> **PROVIDED DATA**
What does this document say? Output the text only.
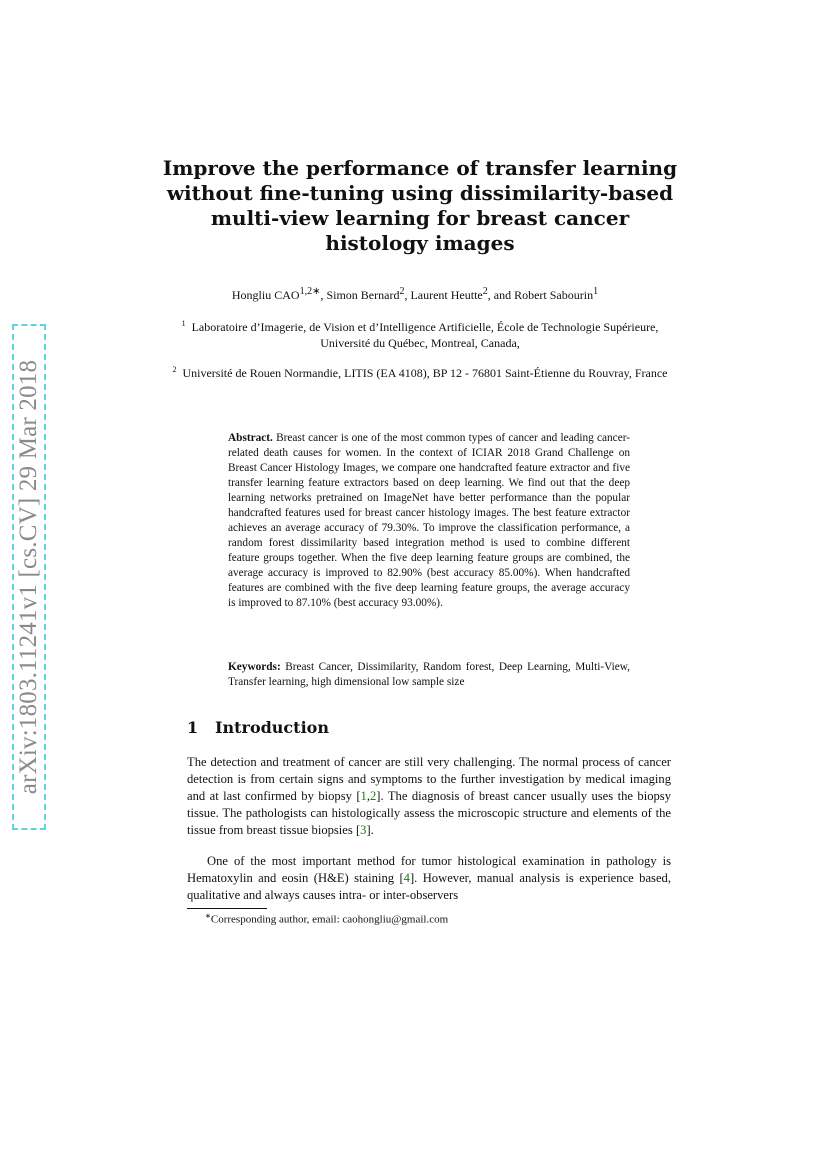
arXiv:1803.11241v1 [cs.CV] 29 Mar 2018
Improve the performance of transfer learning without fine-tuning using dissimilarity-based multi-view learning for breast cancer histology images
Hongliu $CAO^{1,2∗}$, Simon Bernard$^2$, Laurent Heutte$^2$, and Robert Sabourin$^1$
$^1$ Laboratoire d’Imagerie, de Vision et d’Intelligence Artificielle, École de Technologie Supérieure, Université du Québec, Montreal, Canada,
$^2$ Université de Rouen Normandie, LITIS (EA 4108), BP 12 - 76801 Saint-Étienne du Rouvray, France
Abstract. Breast cancer is one of the most common types of cancer and leading cancer-related death causes for women. In the context of ICIAR 2018 Grand Challenge on Breast Cancer Histology Images, we compare one handcrafted feature extractor and five transfer learning feature extractors based on deep learning. We find out that the deep learning networks pretrained on ImageNet have better performance than the popular handcrafted features used for breast cancer histology images. The best feature extractor achieves an average accuracy of 79.30%. To improve the classification performance, a random forest dissimilarity based integration method is used to combine different feature groups together. When the five deep learning feature groups are combined, the average accuracy is improved to 82.90% (best accuracy 85.00%). When handcrafted features are combined with the five deep learning feature groups, the average accuracy is improved to 87.10% (best accuracy 93.00%).
Keywords: Breast Cancer, Dissimilarity, Random forest, Deep Learning, Multi-View, Transfer learning, high dimensional low sample size
1 Introduction
The detection and treatment of cancer are still very challenging. The normal process of cancer detection is from certain signs and symptoms to the further investigation by medical imaging and at last confirmed by biopsy [1,2]. The diagnosis of breast cancer usually uses the biopsy tissue. The pathologists can histologically assess the microscopic structure and elements of the tissue from breast tissue biopsies [3].
One of the most important method for tumor histological examination in pathology is Hematoxylin and eosin (H&E) staining [4]. However, manual analysis is experience based, qualitative and always causes intra- or inter-observers
∗Corresponding author, email: caohongliu@gmail.com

> **WHAT IS BEING ASKED**
Every entry above is to be transcribed exactly, with all pictures left out.

> **ANSWER SPACE**
What does this document say? Output the text only.
arXiv:1803.11241v1 [cs.CV] 29 Mar 2018
Improve the performance of transfer learning without fine-tuning using dissimilarity-based multi-view learning for breast cancer histology images
Hongliu $CAO^{1,2∗}$, Simon Bernard$^2$, Laurent Heutte$^2$, and Robert Sabourin$^1$
$^1$ Laboratoire d’Imagerie, de Vision et d’Intelligence Artificielle, École de Technologie Supérieure, Université du Québec, Montreal, Canada,
$^2$ Université de Rouen Normandie, LITIS (EA 4108), BP 12 - 76801 Saint-Étienne du Rouvray, France
Abstract. Breast cancer is one of the most common types of cancer and leading cancer-related death causes for women. In the context of ICIAR 2018 Grand Challenge on Breast Cancer Histology Images, we compare one handcrafted feature extractor and five transfer learning feature extractors based on deep learning. We find out that the deep learning networks pretrained on ImageNet have better performance than the popular handcrafted features used for breast cancer histology images. The best feature extractor achieves an average accuracy of 79.30%. To improve the classification performance, a random forest dissimilarity based integration method is used to combine different feature groups together. When the five deep learning feature groups are combined, the average accuracy is improved to 82.90% (best accuracy 85.00%). When handcrafted features are combined with the five deep learning feature groups, the average accuracy is improved to 87.10% (best accuracy 93.00%).
Keywords: Breast Cancer, Dissimilarity, Random forest, Deep Learning, Multi-View, Transfer learning, high dimensional low sample size
1 Introduction
The detection and treatment of cancer are still very challenging. The normal process of cancer detection is from certain signs and symptoms to the further investigation by medical imaging and at last confirmed by biopsy [1,2]. The diagnosis of breast cancer usually uses the biopsy tissue. The pathologists can histologically assess the microscopic structure and elements of the tissue from breast tissue biopsies [3].
One of the most important method for tumor histological examination in pathology is Hematoxylin and eosin (H&E) staining [4]. However, manual analysis is experience based, qualitative and always causes intra- or inter-observers
∗Corresponding author, email: caohongliu@gmail.com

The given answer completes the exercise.